WHAT IS NEEDED - Leave the pictures out and transcribe every record exactly.

(Records about charts and figures)
+++

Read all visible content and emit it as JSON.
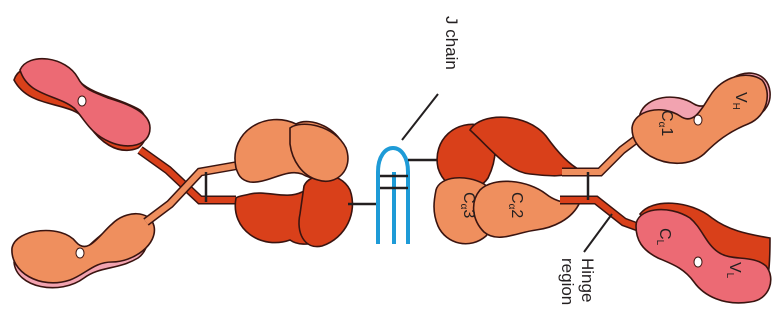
{
  "diagram": {
    "labels": {
      "j_chain": "J chain",
      "hinge_line1": "Hinge",
      "hinge_line2": "region"
    },
    "domains": {
      "vh": {
        "main": "V",
        "sub": "H"
      },
      "ca1": {
        "main": "C",
        "sub": "α",
        "suffix": "1"
      },
      "ch_right": {
        "main": "C",
        "sub": "L"
      },
      "vl": {
        "main": "V",
        "sub": "L"
      },
      "ca3": {
        "main": "C",
        "sub": "α",
        "suffix": "3"
      },
      "ca2": {
        "main": "C",
        "sub": "α",
        "suffix": "2"
      }
    },
    "colors": {
      "heavy_dark": "#d9401a",
      "heavy_light": "#ef8f5e",
      "light_chain": "#ec6a74",
      "light_pale": "#f2a3b0",
      "j_chain": "#1e9bd7",
      "outline": "#3a1410"
    }
  }
}
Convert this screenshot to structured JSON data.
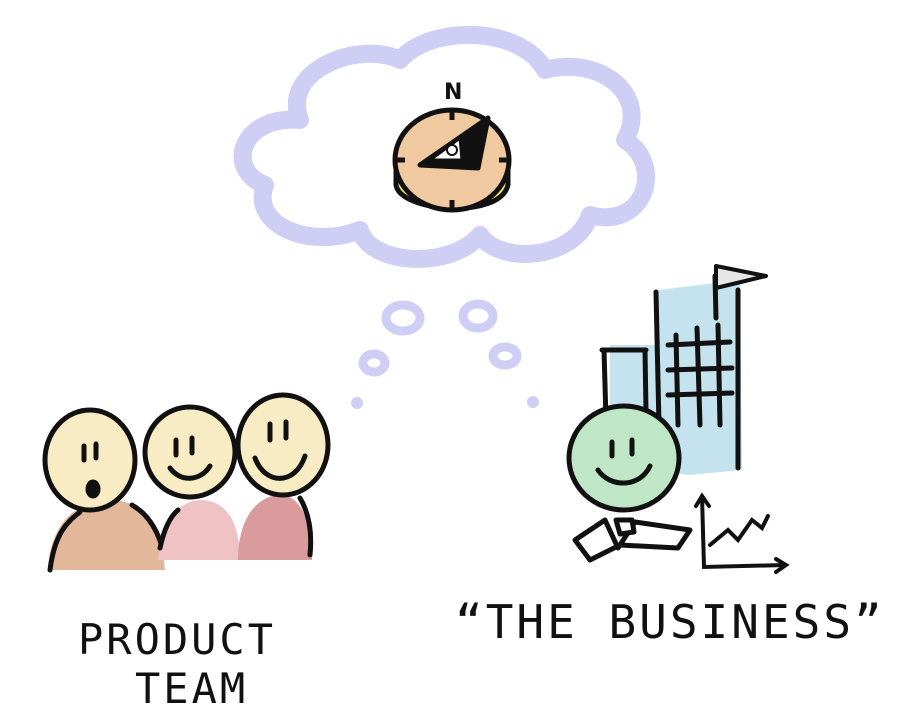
{
  "compass": {
    "north_label": "N"
  },
  "labels": {
    "product_team_line1": "PRODUCT",
    "product_team_line2": "TEAM",
    "the_business": "“THE BUSINESS”"
  },
  "colors": {
    "ink": "#111111",
    "thought_cloud": "#cfcff5",
    "compass_face": "#f1c9a0",
    "compass_rim": "#f7e46a",
    "face_skin": "#f7ecc3",
    "body_brown": "#e3b79a",
    "body_pink": "#efc3c3",
    "body_rose": "#d99b9b",
    "building_blue": "#c4e3ee",
    "business_face": "#bfe7c5",
    "flag_grey": "#e6e6e6"
  }
}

+++

FINAL RESULT -
Read all visible content and emit it as JSON.
{
  "diagram": {
    "labels": {
      "j_chain": "J chain",
      "hinge_line1": "Hinge",
      "hinge_line2": "region"
    },
    "domains": {
      "vh": {
        "main": "V",
        "sub": "H"
      },
      "ca1": {
        "main": "C",
        "sub": "α",
        "suffix": "1"
      },
      "ch_right": {
        "main": "C",
        "sub": "L"
      },
      "vl": {
        "main": "V",
        "sub": "L"
      },
      "ca3": {
        "main": "C",
        "sub": "α",
        "suffix": "3"
      },
      "ca2": {
        "main": "C",
        "sub": "α",
        "suffix": "2"
      }
    },
    "colors": {
      "heavy_dark": "#d9401a",
      "heavy_light": "#ef8f5e",
      "light_chain": "#ec6a74",
      "light_pale": "#f2a3b0",
      "j_chain": "#1e9bd7",
      "outline": "#3a1410"
    }
  }
}
Convert this screenshot to structured JSON data.
{
  "compass": {
    "north_label": "N"
  },
  "labels": {
    "product_team_line1": "PRODUCT",
    "product_team_line2": "TEAM",
    "the_business": "“THE BUSINESS”"
  },
  "colors": {
    "ink": "#111111",
    "thought_cloud": "#cfcff5",
    "compass_face": "#f1c9a0",
    "compass_rim": "#f7e46a",
    "face_skin": "#f7ecc3",
    "body_brown": "#e3b79a",
    "body_pink": "#efc3c3",
    "body_rose": "#d99b9b",
    "building_blue": "#c4e3ee",
    "business_face": "#bfe7c5",
    "flag_grey": "#e6e6e6"
  }
}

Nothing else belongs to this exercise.